**TEXT FOR ANALYSIS**.

    The support team will reply back to your query within next 24-48 hours excluding weekends.

    Regards

    Life happens, Coffee helps!

    Show your Attitude, when you reach that Altitude!

    Bitdefender Ultimate Security Plus (user)

  • Hi Guys, I have already done that yesterday (Ticket: 1008219482), so and I'm waiting for response still within the established answer time frame.

    Thank you and regards.

  • Life happens, Coffee helps!

    Show your Attitude, when you reach that Altitude!

    Bitdefender Ultimate Security Plus (user)

  • AngleStand
    edited July 2023

    I've figured out the problem, or at least found a post on another AV forum from someone who did. I'll just copy and paste it below (it's a different DLL but same problem).

    Basically it seems like BitDefender needs to sign the DLL with a specific type of certificate that does Authenticode + WHQL, which will satisfy the more strict code integrity policy that is throwing the error. I believe that would eliminate the errors, then the user could change the registry key to also enforce it if they want.

    When running signtool normally on antimalware_provider64.dll, it confirms the certificate is valid, but then I ran signtool with the /kp parameter on it and indeed it does say:

    SignTool Error: A certificate chain processed, but terminated in a root
            certificate which is not trusted by the trust provider.
    

    I would very much appreciate if this was addressed because it would make it easier to set up Windows Defender Application Control, because right now this error is filling up my event log with a new error every second.

    ------------------------------ Copied post below ---------------------------------

    Credit goes to the person called "itman":

    First the Microsoft reference in regards to AV code signing of their amsi.dll version:


     As of Windows 10, version 1903, Windows has added a way to enable Authenticode + Windows Hardware Quality Labs (WHQL) signing checks for providers. The feature is disabled by default, for both 32-bit and 64-bit processes. If you are creating a provider for test purposes, then you can enable or disable sign checks by setting the following Windows Registry value appropriately. The value is a DWORD.

    Computer\HKEY_LOCAL_MACHINE\SOFTWARE\Microsoft\AMSI\FeatureBits

    Remarks

    Value                                                               Behavior

    0x1             The signing check is disabled. This is the default behavior. You can also use this value,         temporarily, while testing.

    0x2              The check for Authenticode + WHQL signing is enabled.

**TASK SET**.
[A] In the forum thread about the Bitdefender DLL signing error, why does AngleStand think Bitdefender should sign the DLL with an Authenticode + WHQL certificate? Answer in one to three sentences.
[B] Continue the forum thread about the Bitdefender DLL signing error, beginning after its last line.

**MATERIAL SHOWN**.

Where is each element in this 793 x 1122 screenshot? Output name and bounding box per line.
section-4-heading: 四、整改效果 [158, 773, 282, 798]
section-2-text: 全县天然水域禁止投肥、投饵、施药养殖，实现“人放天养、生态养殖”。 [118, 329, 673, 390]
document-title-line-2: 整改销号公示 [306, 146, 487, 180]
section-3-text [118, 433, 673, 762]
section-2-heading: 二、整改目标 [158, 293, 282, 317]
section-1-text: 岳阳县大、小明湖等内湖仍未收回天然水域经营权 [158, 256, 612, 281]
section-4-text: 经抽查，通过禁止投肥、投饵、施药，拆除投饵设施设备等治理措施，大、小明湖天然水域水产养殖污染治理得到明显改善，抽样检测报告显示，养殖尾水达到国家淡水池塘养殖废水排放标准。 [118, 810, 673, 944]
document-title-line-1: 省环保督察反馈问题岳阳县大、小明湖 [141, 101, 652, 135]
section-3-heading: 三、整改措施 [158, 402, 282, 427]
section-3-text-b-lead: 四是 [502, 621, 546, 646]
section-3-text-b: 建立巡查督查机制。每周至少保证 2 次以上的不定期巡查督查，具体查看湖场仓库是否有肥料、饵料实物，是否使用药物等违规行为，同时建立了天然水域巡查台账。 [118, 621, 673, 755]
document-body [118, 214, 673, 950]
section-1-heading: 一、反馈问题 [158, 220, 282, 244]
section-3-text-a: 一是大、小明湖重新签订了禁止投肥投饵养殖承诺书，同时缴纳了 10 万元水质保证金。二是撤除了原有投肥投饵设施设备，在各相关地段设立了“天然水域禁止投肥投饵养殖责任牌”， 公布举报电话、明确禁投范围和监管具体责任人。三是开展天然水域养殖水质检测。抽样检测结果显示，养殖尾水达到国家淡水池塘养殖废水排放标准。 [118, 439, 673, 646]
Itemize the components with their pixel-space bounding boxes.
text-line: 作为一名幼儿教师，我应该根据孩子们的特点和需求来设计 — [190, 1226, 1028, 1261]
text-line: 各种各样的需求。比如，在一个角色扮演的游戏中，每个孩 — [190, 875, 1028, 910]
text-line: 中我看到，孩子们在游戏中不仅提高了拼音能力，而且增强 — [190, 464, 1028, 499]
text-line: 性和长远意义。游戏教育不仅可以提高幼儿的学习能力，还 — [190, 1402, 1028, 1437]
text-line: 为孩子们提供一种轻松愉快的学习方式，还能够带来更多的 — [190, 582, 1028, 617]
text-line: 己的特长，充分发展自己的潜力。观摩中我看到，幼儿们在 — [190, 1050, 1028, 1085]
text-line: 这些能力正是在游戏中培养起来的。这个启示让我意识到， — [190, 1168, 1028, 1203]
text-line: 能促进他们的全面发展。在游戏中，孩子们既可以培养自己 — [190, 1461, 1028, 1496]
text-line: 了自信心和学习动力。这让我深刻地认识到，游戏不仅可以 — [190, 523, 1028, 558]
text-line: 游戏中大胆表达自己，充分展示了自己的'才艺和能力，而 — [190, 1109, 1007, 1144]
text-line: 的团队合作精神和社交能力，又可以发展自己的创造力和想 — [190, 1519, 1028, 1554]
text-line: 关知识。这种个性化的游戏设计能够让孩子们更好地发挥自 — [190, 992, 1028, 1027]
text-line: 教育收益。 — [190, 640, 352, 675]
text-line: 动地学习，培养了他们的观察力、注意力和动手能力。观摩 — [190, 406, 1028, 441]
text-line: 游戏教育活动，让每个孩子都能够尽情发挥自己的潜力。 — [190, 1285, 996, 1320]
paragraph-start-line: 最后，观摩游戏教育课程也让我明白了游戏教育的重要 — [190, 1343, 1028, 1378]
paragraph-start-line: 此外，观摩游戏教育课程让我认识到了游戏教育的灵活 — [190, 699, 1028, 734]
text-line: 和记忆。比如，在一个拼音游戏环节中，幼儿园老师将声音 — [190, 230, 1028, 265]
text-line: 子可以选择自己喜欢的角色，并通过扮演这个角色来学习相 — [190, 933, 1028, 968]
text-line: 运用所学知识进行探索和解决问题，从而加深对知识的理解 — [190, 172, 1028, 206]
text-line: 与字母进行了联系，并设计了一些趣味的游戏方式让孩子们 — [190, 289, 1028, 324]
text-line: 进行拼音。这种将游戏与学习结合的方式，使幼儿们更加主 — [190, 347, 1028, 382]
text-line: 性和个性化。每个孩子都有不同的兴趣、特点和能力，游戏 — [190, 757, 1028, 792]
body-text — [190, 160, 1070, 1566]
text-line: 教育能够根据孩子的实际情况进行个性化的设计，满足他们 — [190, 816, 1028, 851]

**ANSWERS PER TASK**.
[A] AngleStand says that type of certificate would satisfy the stricter code integrity policy that is throwing the error. AngleStand believes this would eliminate the errors. Users could then change the registry key to enforce the check if they wanted.

[B]
    Deleting the registry value altogether behaves as if the value 0x1 were present.

    Note:

    As a provider, you must use the /ac switch (with the SignTool) to cross-sign with an Authenticode certificate. Once you've signed your binary, you can then verify it by using the SignTool and the /kp option. If the SignTool returns no error, then your binary is properly signed.

    https://docs.microsoft.com/en-us/windows/win32/api/amsi/nn-amsi-iantimalwareprovider

    Next, "translation" of the above:


    Microsoft expects AV vendors to use an Authenticode + WHQL code signing certificate to sign their amsi.dll version. However, it provides a workaround to this for testing purposes only. When employed, Microsoft will throw a code integrity event because as far as they are concerned, the AV amsi.dll is not properly signed. Windows will also allow the AV vendor to inject their amsi.dll into a Win code integrity protected process.

    [Company] uses their driver code signing certificate to sign eamsi.dll. This cert. is not a Authenticode + WHQL code signing certificate.


    Why [Company] needs to use an Authenticode + WHQL code signing certificate to sign eamsi.dll


    Once done, then this registry validation can be enabled:

    0x2  The check for Authenticode + WHQL signing is enabled.


    Why is this critical?


    Because without the validation, it is possible for an attacker to modifiy the registry to point to his malicious .dll instead of eamsi.dll. This will allow the attacker to insert his malicious .dll into any Windows code integrity protected process.

    It is also imperative if Authenticode + WHQL signing is enabled in the registry, this key, HKEY_LOCAL_MACHINE\SOFTWARE\Microsoft\AMSI\FeatureBits, be protected by the AV vendor to prevent modification.